> _WHAT IS ASKED_
Drop the pictures, then extract the listing word for word.

───

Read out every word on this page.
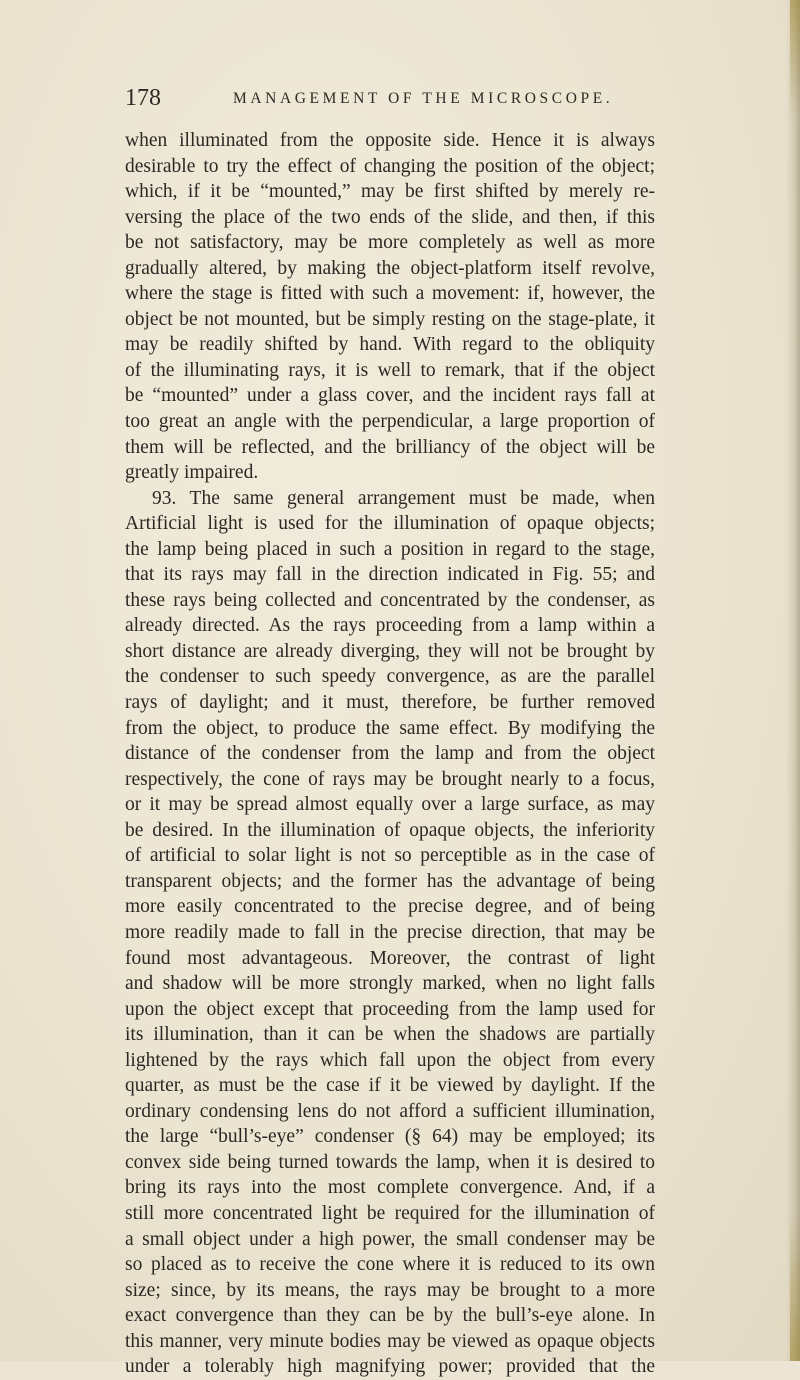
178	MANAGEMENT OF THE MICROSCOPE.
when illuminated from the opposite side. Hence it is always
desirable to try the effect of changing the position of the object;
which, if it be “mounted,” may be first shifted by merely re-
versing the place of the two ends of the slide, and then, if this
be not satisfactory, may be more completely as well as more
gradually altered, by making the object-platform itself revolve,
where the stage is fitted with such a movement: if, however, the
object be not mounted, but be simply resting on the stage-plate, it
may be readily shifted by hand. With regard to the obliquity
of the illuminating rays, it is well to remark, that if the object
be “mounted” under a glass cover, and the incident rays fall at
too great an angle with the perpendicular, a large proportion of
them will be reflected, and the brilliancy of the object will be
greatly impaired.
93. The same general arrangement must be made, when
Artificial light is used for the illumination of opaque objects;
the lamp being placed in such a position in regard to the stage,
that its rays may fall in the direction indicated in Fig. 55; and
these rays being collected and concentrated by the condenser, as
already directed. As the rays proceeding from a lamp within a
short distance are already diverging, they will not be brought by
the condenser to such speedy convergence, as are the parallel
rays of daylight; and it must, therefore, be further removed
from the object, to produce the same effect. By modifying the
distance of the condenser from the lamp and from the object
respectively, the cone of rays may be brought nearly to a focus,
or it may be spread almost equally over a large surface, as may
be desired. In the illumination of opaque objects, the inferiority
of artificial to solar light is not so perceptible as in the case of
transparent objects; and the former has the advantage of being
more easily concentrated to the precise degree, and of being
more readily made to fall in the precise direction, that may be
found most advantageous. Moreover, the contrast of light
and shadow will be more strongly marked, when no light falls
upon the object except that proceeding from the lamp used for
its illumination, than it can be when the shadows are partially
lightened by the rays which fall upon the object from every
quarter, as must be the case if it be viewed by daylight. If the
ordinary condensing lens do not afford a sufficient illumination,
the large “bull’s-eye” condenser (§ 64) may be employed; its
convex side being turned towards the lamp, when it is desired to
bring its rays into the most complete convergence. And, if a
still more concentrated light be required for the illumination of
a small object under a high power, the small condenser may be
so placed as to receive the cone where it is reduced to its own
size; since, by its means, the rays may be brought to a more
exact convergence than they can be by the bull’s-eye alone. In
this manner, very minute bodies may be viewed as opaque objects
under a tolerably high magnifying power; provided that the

───

> _WRITTEN ANSWER_
Read out every word on this page.
178	MANAGEMENT OF THE MICROSCOPE.
when illuminated from the opposite side. Hence it is always
desirable to try the effect of changing the position of the object;
which, if it be “mounted,” may be first shifted by merely re-
versing the place of the two ends of the slide, and then, if this
be not satisfactory, may be more completely as well as more
gradually altered, by making the object-platform itself revolve,
where the stage is fitted with such a movement: if, however, the
object be not mounted, but be simply resting on the stage-plate, it
may be readily shifted by hand. With regard to the obliquity
of the illuminating rays, it is well to remark, that if the object
be “mounted” under a glass cover, and the incident rays fall at
too great an angle with the perpendicular, a large proportion of
them will be reflected, and the brilliancy of the object will be
greatly impaired.
93. The same general arrangement must be made, when
Artificial light is used for the illumination of opaque objects;
the lamp being placed in such a position in regard to the stage,
that its rays may fall in the direction indicated in Fig. 55; and
these rays being collected and concentrated by the condenser, as
already directed. As the rays proceeding from a lamp within a
short distance are already diverging, they will not be brought by
the condenser to such speedy convergence, as are the parallel
rays of daylight; and it must, therefore, be further removed
from the object, to produce the same effect. By modifying the
distance of the condenser from the lamp and from the object
respectively, the cone of rays may be brought nearly to a focus,
or it may be spread almost equally over a large surface, as may
be desired. In the illumination of opaque objects, the inferiority
of artificial to solar light is not so perceptible as in the case of
transparent objects; and the former has the advantage of being
more easily concentrated to the precise degree, and of being
more readily made to fall in the precise direction, that may be
found most advantageous. Moreover, the contrast of light
and shadow will be more strongly marked, when no light falls
upon the object except that proceeding from the lamp used for
its illumination, than it can be when the shadows are partially
lightened by the rays which fall upon the object from every
quarter, as must be the case if it be viewed by daylight. If the
ordinary condensing lens do not afford a sufficient illumination,
the large “bull’s-eye” condenser (§ 64) may be employed; its
convex side being turned towards the lamp, when it is desired to
bring its rays into the most complete convergence. And, if a
still more concentrated light be required for the illumination of
a small object under a high power, the small condenser may be
so placed as to receive the cone where it is reduced to its own
size; since, by its means, the rays may be brought to a more
exact convergence than they can be by the bull’s-eye alone. In
this manner, very minute bodies may be viewed as opaque objects
under a tolerably high magnifying power; provided that the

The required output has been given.